### Problem statement:
Select and copy out every line in the records containing "gear".

### Dataset excerpts:

•••

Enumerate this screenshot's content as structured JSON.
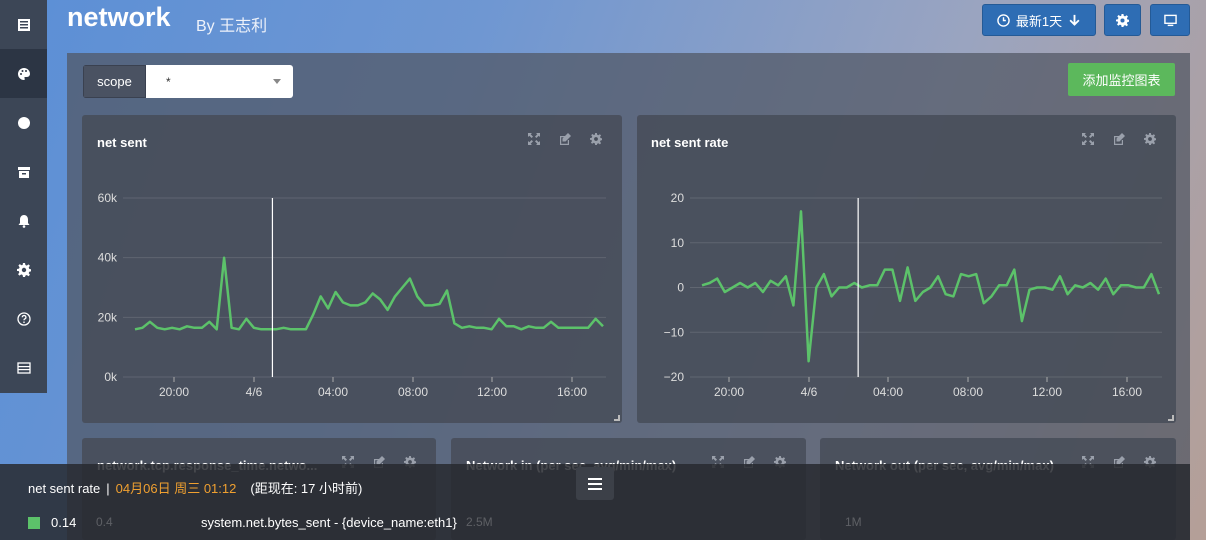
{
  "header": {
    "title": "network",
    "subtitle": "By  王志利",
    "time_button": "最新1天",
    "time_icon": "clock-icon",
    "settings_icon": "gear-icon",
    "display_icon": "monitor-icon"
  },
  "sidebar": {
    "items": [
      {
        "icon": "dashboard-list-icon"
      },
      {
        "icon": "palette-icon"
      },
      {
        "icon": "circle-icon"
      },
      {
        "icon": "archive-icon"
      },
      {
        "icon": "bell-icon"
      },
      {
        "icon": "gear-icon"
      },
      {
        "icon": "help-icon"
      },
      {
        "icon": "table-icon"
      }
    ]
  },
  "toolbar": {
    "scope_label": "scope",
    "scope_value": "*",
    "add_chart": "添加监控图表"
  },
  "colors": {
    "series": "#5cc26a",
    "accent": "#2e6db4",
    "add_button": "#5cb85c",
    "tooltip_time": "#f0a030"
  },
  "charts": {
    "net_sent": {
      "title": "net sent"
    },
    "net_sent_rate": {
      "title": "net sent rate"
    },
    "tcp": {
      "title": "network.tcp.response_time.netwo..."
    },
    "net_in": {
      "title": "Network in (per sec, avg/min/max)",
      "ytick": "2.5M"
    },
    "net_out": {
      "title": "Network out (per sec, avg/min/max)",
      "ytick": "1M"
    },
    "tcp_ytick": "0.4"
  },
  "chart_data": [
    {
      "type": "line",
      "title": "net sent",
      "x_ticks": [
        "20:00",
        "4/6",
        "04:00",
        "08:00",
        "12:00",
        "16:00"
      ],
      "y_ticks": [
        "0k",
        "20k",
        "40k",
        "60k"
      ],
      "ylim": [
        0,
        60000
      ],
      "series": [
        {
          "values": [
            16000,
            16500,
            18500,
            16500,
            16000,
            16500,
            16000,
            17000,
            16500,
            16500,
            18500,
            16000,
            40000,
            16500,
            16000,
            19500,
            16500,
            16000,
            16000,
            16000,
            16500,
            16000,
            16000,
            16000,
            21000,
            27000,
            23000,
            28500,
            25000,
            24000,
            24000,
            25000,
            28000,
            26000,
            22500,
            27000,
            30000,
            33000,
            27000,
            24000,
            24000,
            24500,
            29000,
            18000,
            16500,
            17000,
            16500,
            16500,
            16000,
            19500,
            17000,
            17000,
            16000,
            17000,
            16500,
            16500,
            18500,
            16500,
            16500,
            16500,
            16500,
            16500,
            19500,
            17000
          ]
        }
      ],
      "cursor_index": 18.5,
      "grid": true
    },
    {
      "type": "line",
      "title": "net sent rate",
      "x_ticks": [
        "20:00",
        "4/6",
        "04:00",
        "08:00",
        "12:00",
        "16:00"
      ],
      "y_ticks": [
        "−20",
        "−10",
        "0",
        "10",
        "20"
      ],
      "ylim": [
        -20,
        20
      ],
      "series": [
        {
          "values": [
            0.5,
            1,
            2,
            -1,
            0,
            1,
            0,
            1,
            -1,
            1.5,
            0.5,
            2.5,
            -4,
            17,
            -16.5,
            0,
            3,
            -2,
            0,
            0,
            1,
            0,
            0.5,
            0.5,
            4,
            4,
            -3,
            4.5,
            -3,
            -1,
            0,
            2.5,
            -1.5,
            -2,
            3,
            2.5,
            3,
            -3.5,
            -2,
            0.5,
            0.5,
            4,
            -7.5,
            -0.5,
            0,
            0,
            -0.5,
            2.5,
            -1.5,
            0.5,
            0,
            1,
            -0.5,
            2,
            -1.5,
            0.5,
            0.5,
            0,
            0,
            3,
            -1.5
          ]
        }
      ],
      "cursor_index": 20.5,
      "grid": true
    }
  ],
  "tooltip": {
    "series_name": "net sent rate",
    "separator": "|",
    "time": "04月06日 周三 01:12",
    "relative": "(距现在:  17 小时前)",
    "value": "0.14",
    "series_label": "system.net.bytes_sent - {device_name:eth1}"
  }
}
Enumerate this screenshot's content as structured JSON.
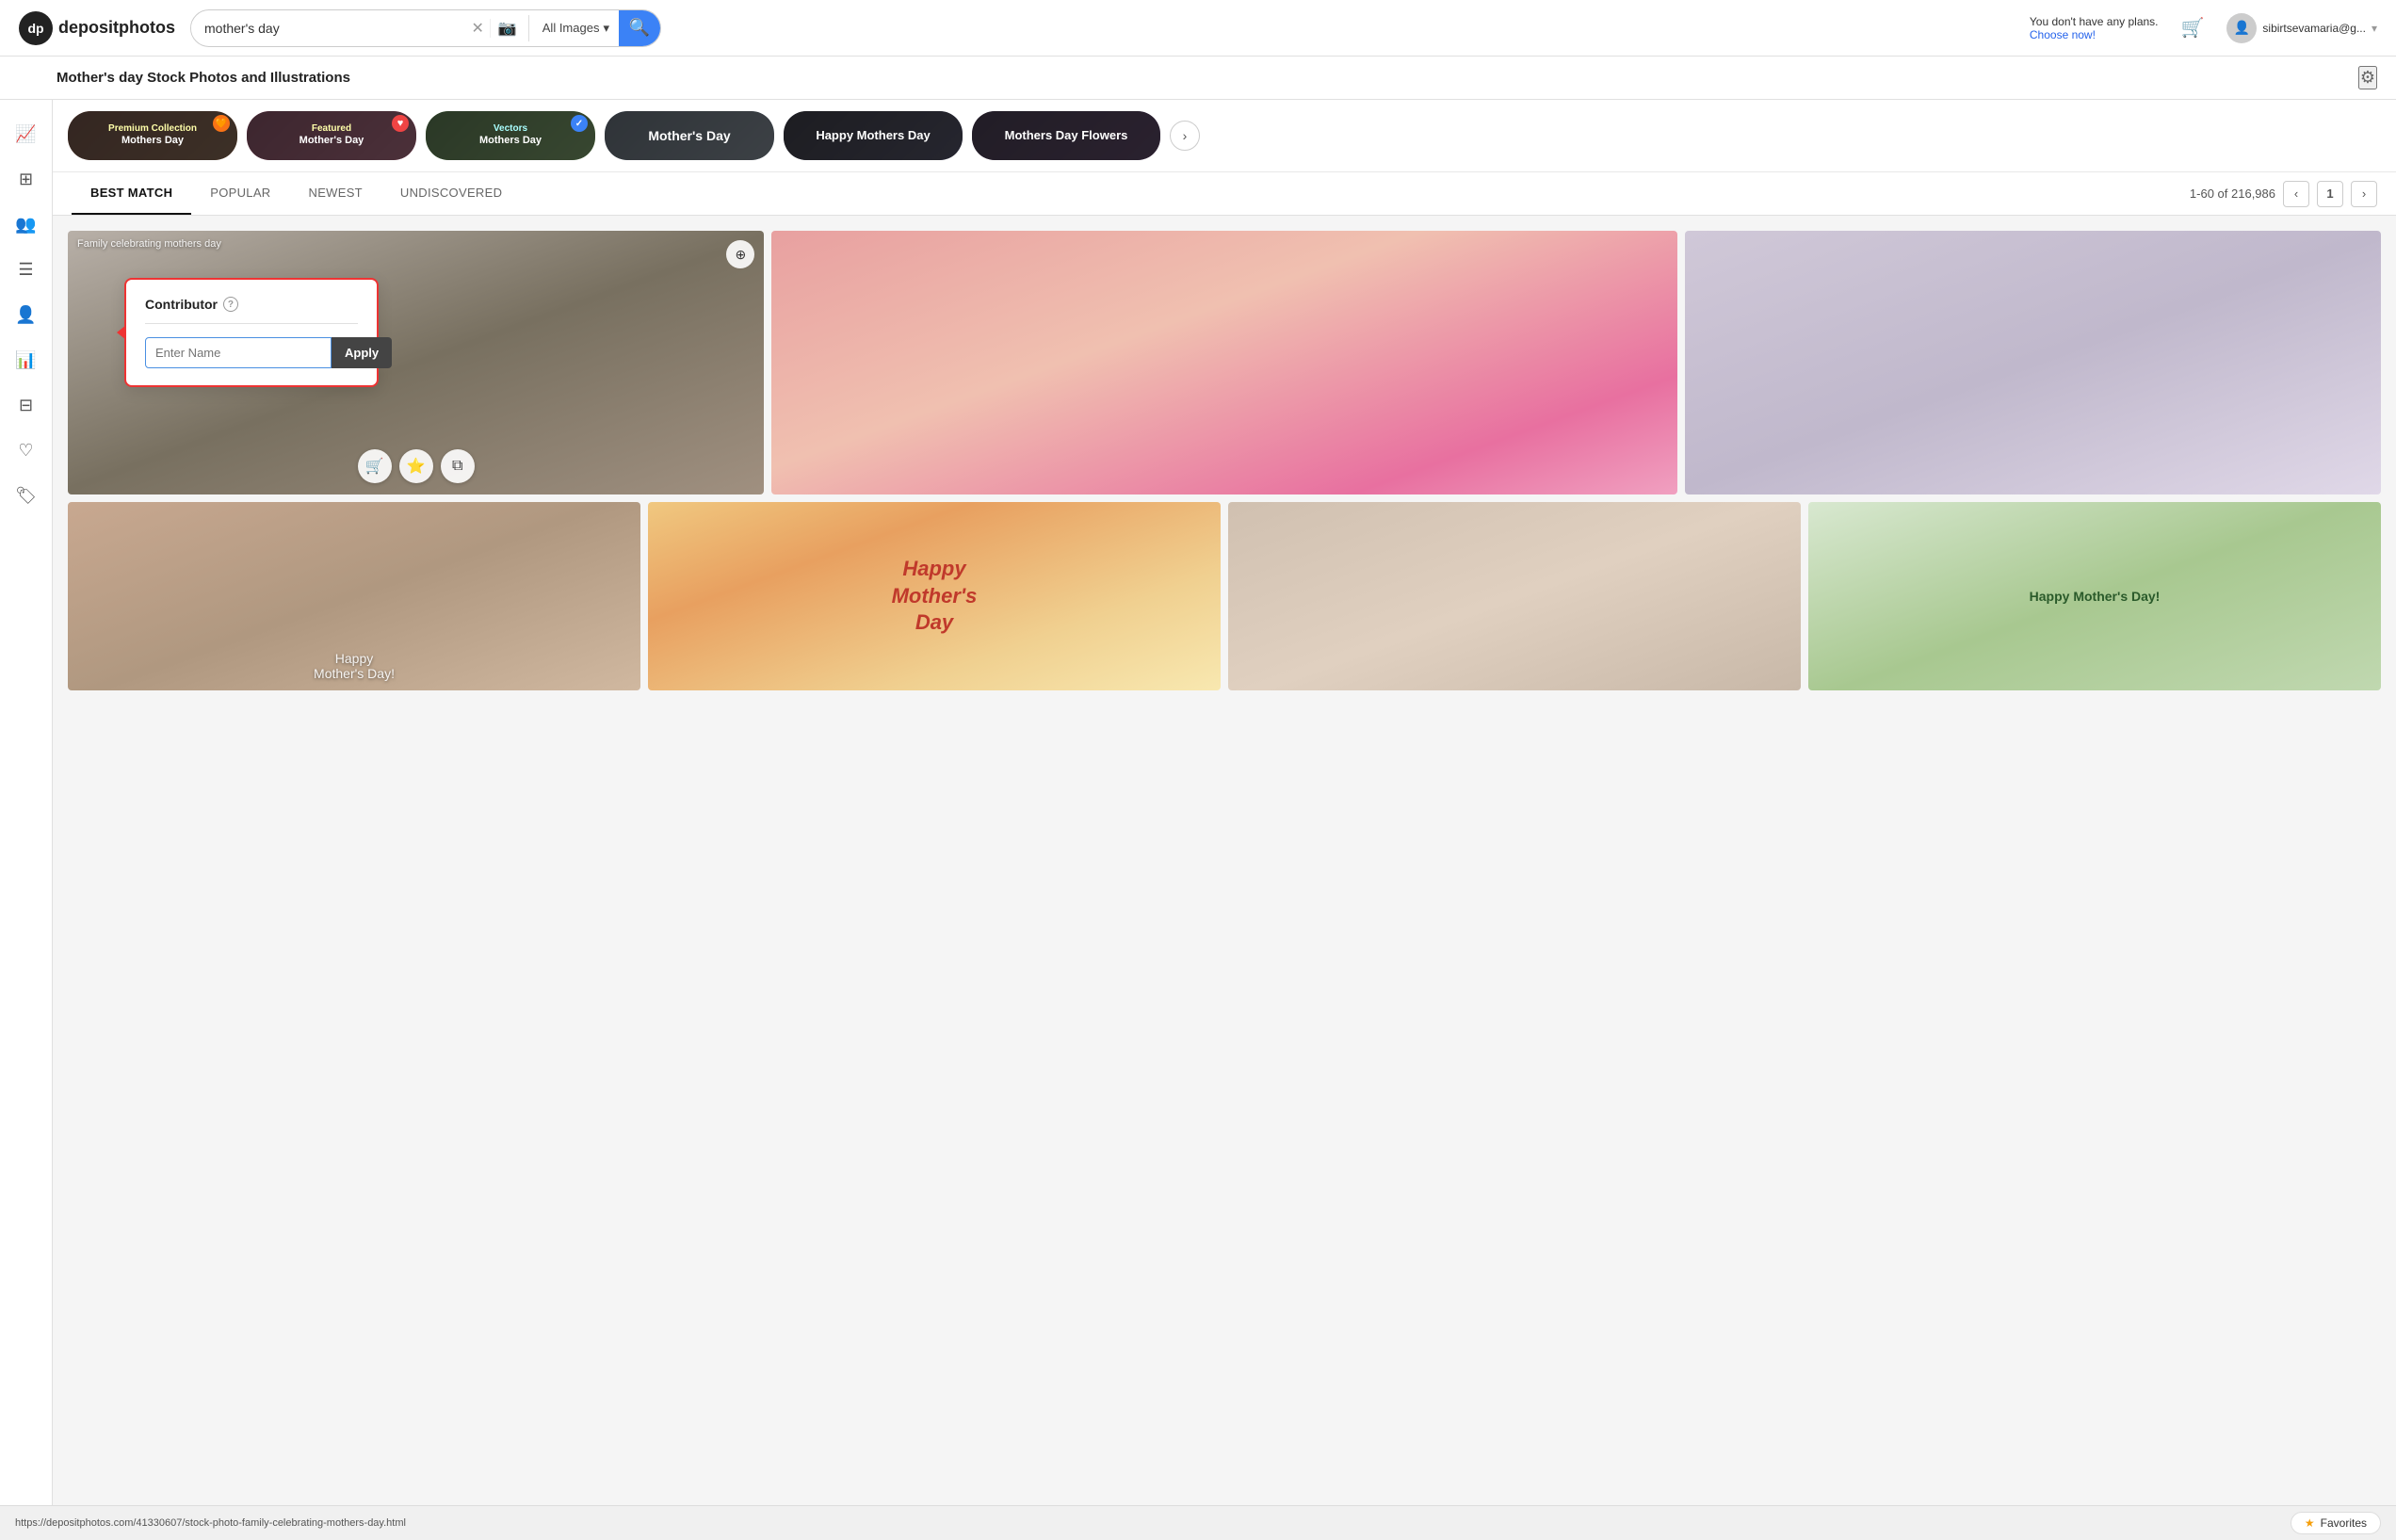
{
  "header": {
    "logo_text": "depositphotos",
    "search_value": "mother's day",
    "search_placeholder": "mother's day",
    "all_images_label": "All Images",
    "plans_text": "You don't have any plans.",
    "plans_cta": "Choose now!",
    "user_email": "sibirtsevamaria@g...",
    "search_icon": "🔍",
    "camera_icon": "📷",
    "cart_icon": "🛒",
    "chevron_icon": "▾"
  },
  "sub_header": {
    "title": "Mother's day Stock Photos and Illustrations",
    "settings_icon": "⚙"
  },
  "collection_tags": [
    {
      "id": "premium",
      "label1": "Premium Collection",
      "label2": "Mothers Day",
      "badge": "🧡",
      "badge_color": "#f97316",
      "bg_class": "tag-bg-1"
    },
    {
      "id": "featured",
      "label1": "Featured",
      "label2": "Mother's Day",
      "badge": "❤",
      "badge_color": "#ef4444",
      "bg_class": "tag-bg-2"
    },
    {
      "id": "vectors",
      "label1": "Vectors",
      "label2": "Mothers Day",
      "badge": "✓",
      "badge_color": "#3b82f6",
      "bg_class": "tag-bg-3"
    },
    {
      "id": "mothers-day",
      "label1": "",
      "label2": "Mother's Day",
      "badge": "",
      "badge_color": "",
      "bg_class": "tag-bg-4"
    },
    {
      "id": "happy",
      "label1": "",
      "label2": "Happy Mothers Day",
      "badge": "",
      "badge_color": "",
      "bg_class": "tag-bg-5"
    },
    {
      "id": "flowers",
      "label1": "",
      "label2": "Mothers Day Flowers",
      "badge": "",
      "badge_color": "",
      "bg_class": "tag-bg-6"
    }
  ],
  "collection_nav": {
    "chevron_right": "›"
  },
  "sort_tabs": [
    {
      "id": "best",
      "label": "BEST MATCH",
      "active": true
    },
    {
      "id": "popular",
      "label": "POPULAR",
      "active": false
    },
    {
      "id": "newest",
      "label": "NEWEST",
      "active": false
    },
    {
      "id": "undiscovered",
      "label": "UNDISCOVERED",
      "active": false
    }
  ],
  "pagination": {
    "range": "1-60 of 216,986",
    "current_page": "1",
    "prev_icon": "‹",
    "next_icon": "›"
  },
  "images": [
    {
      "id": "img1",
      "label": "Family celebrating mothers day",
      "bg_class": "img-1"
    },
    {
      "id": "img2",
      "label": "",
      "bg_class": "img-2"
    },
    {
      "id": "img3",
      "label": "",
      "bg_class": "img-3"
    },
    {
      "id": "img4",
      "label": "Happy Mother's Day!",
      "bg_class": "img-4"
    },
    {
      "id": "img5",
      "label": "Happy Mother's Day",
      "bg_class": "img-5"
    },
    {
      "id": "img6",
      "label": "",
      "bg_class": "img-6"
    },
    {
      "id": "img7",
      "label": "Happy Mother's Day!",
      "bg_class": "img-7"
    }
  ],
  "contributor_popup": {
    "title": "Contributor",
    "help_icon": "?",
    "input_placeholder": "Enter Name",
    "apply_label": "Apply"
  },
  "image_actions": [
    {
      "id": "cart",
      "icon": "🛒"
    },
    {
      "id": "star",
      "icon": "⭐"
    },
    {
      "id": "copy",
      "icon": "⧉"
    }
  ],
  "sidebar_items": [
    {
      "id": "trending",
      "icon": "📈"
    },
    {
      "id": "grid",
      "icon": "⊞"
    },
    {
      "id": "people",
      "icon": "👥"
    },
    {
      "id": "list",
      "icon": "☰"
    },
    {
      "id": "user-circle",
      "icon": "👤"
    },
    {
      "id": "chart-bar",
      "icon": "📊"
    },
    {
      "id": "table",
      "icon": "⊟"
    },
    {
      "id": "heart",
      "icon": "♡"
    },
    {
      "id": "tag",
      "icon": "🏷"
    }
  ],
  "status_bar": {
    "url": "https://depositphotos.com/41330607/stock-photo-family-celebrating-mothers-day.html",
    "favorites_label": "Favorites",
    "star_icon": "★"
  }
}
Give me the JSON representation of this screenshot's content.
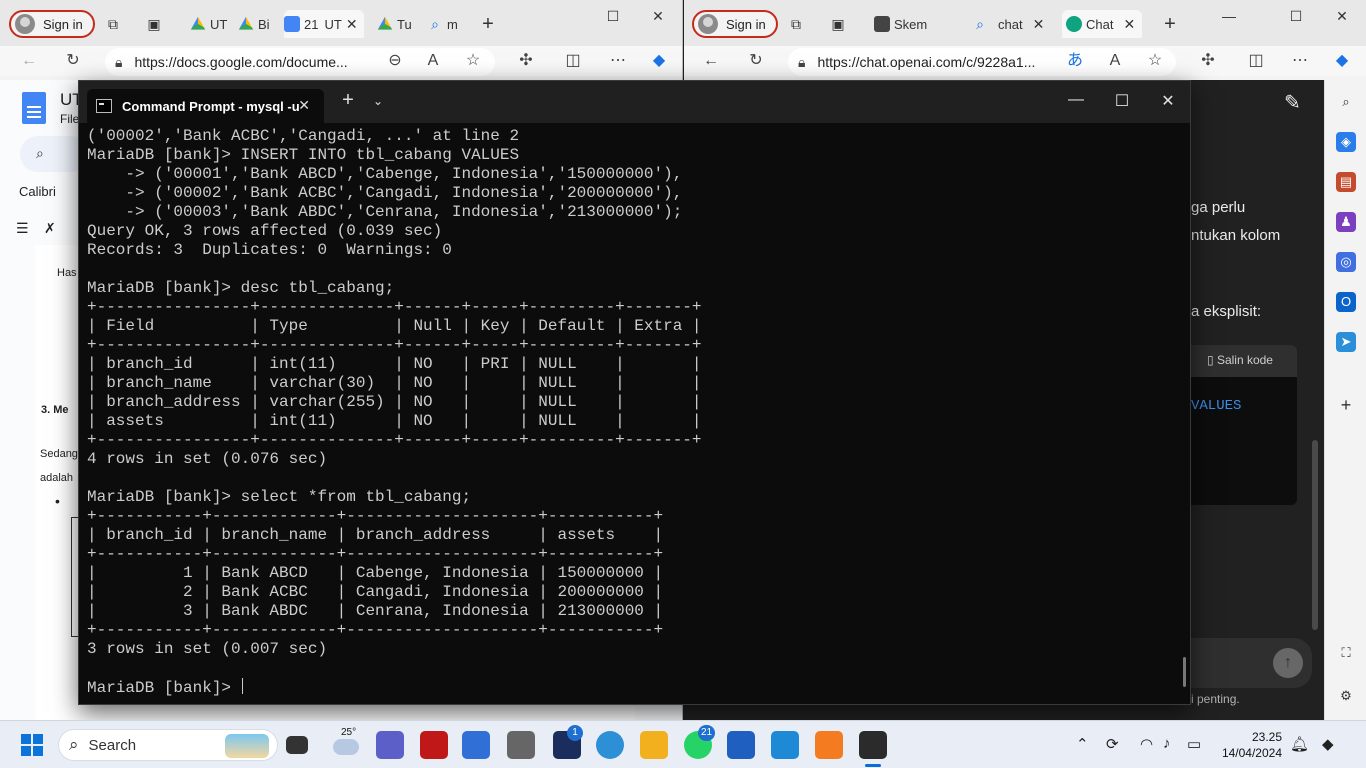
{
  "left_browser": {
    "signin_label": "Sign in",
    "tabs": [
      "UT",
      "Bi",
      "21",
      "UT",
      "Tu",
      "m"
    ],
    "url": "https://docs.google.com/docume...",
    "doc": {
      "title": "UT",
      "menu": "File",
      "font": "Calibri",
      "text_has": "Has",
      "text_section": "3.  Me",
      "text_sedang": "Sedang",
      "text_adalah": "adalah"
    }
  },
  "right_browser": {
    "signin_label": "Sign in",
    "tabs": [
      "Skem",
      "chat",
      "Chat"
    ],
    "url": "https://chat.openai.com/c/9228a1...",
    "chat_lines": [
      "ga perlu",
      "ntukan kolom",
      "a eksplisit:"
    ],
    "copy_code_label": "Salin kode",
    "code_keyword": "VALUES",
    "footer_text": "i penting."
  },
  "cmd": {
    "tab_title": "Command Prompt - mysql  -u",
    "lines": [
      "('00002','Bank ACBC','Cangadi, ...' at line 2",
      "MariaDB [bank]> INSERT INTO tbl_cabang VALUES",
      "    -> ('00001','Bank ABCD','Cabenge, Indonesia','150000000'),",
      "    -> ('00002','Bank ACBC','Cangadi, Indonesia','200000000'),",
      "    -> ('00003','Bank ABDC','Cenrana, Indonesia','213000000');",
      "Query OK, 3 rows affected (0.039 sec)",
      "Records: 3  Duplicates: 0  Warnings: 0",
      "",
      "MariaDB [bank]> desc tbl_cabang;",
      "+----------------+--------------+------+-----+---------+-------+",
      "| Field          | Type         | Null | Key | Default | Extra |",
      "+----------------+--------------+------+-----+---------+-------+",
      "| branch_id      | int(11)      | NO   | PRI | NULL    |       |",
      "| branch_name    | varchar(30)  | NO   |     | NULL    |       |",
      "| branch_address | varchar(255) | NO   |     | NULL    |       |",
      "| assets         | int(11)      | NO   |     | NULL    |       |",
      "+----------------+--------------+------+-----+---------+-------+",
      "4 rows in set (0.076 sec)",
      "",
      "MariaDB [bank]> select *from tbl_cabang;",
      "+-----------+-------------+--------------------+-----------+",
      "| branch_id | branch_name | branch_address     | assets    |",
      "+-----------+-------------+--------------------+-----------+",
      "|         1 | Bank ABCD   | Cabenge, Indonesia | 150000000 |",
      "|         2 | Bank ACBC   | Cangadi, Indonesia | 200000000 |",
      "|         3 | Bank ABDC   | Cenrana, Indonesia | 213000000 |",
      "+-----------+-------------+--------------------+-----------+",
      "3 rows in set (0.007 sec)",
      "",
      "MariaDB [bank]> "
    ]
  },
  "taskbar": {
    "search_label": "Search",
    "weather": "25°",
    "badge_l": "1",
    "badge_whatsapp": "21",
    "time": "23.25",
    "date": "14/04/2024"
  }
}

•••

### Written answer:
    "settings_icon": "gear-icon",
        "icon": "gear-icon"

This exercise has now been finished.